**THE EXERCISE**
Copy everything in the listing below word for word, apart from any images.

┄┄┄┄┄┄

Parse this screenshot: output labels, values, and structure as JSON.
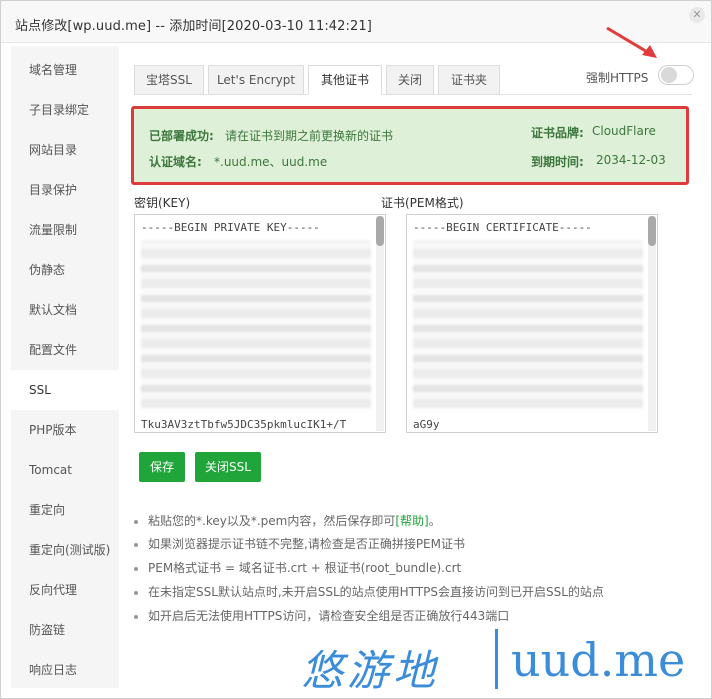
{
  "window": {
    "title": "站点修改[wp.uud.me] -- 添加时间[2020-03-10 11:42:21]",
    "close_icon": "close-icon"
  },
  "sidebar": {
    "items": [
      {
        "label": "域名管理"
      },
      {
        "label": "子目录绑定"
      },
      {
        "label": "网站目录"
      },
      {
        "label": "目录保护"
      },
      {
        "label": "流量限制"
      },
      {
        "label": "伪静态"
      },
      {
        "label": "默认文档"
      },
      {
        "label": "配置文件"
      },
      {
        "label": "SSL",
        "active": true
      },
      {
        "label": "PHP版本"
      },
      {
        "label": "Tomcat"
      },
      {
        "label": "重定向"
      },
      {
        "label": "重定向(测试版)"
      },
      {
        "label": "反向代理"
      },
      {
        "label": "防盗链"
      },
      {
        "label": "响应日志"
      }
    ]
  },
  "tabs": [
    {
      "label": "宝塔SSL"
    },
    {
      "label": "Let's Encrypt"
    },
    {
      "label": "其他证书",
      "active": true
    },
    {
      "label": "关闭"
    },
    {
      "label": "证书夹"
    }
  ],
  "force_https": {
    "label": "强制HTTPS",
    "enabled": false
  },
  "cert_info": {
    "deployed_label": "已部署成功:",
    "deployed_text": "请在证书到期之前更换新的证书",
    "domain_label": "认证域名:",
    "domain_value": "*.uud.me、uud.me",
    "brand_label": "证书品牌:",
    "brand_value": "CloudFlare",
    "expire_label": "到期时间:",
    "expire_value": "2034-12-03"
  },
  "key_box": {
    "label": "密钥(KEY)",
    "first_line": "-----BEGIN PRIVATE KEY-----",
    "last_line": "Tku3AV3ztTbfw5JDC35pkmlucIK1+/T"
  },
  "cert_box": {
    "label": "证书(PEM格式)",
    "first_line": "-----BEGIN CERTIFICATE-----",
    "last_line": "aG9y"
  },
  "buttons": {
    "save": "保存",
    "close_ssl": "关闭SSL"
  },
  "notes": {
    "n1_text": "粘贴您的*.key以及*.pem内容，然后保存即可",
    "n1_link": "[帮助]",
    "n1_tail": "。",
    "n2": "如果浏览器提示证书链不完整,请检查是否正确拼接PEM证书",
    "n3": "PEM格式证书 = 域名证书.crt + 根证书(root_bundle).crt",
    "n4": "在未指定SSL默认站点时,未开启SSL的站点使用HTTPS会直接访问到已开启SSL的站点",
    "n5": "如开启后无法使用HTTPS访问，请检查安全组是否正确放行443端口"
  },
  "watermark": {
    "cn": "悠游地",
    "en": "uud.me"
  },
  "colors": {
    "accent_green": "#20a53a",
    "info_bg": "#dff0d8",
    "info_text": "#3c763d",
    "highlight_red": "#dd3b3b",
    "watermark_blue": "#3b8cd9"
  }
}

┄┄┄┄┄┄

**IN RESPONSE**
Parse this screenshot: output labels, values, and structure as JSON.
{
  "window": {
    "title": "站点修改[wp.uud.me] -- 添加时间[2020-03-10 11:42:21]",
    "close_icon": "close-icon"
  },
  "sidebar": {
    "items": [
      {
        "label": "域名管理"
      },
      {
        "label": "子目录绑定"
      },
      {
        "label": "网站目录"
      },
      {
        "label": "目录保护"
      },
      {
        "label": "流量限制"
      },
      {
        "label": "伪静态"
      },
      {
        "label": "默认文档"
      },
      {
        "label": "配置文件"
      },
      {
        "label": "SSL",
        "active": true
      },
      {
        "label": "PHP版本"
      },
      {
        "label": "Tomcat"
      },
      {
        "label": "重定向"
      },
      {
        "label": "重定向(测试版)"
      },
      {
        "label": "反向代理"
      },
      {
        "label": "防盗链"
      },
      {
        "label": "响应日志"
      }
    ]
  },
  "tabs": [
    {
      "label": "宝塔SSL"
    },
    {
      "label": "Let's Encrypt"
    },
    {
      "label": "其他证书",
      "active": true
    },
    {
      "label": "关闭"
    },
    {
      "label": "证书夹"
    }
  ],
  "force_https": {
    "label": "强制HTTPS",
    "enabled": false
  },
  "cert_info": {
    "deployed_label": "已部署成功:",
    "deployed_text": "请在证书到期之前更换新的证书",
    "domain_label": "认证域名:",
    "domain_value": "*.uud.me、uud.me",
    "brand_label": "证书品牌:",
    "brand_value": "CloudFlare",
    "expire_label": "到期时间:",
    "expire_value": "2034-12-03"
  },
  "key_box": {
    "label": "密钥(KEY)",
    "first_line": "-----BEGIN PRIVATE KEY-----",
    "last_line": "Tku3AV3ztTbfw5JDC35pkmlucIK1+/T"
  },
  "cert_box": {
    "label": "证书(PEM格式)",
    "first_line": "-----BEGIN CERTIFICATE-----",
    "last_line": "aG9y"
  },
  "buttons": {
    "save": "保存",
    "close_ssl": "关闭SSL"
  },
  "notes": {
    "n1_text": "粘贴您的*.key以及*.pem内容，然后保存即可",
    "n1_link": "[帮助]",
    "n1_tail": "。",
    "n2": "如果浏览器提示证书链不完整,请检查是否正确拼接PEM证书",
    "n3": "PEM格式证书 = 域名证书.crt + 根证书(root_bundle).crt",
    "n4": "在未指定SSL默认站点时,未开启SSL的站点使用HTTPS会直接访问到已开启SSL的站点",
    "n5": "如开启后无法使用HTTPS访问，请检查安全组是否正确放行443端口"
  },
  "watermark": {
    "cn": "悠游地",
    "en": "uud.me"
  },
  "colors": {
    "accent_green": "#20a53a",
    "info_bg": "#dff0d8",
    "info_text": "#3c763d",
    "highlight_red": "#dd3b3b",
    "watermark_blue": "#3b8cd9"
  }
}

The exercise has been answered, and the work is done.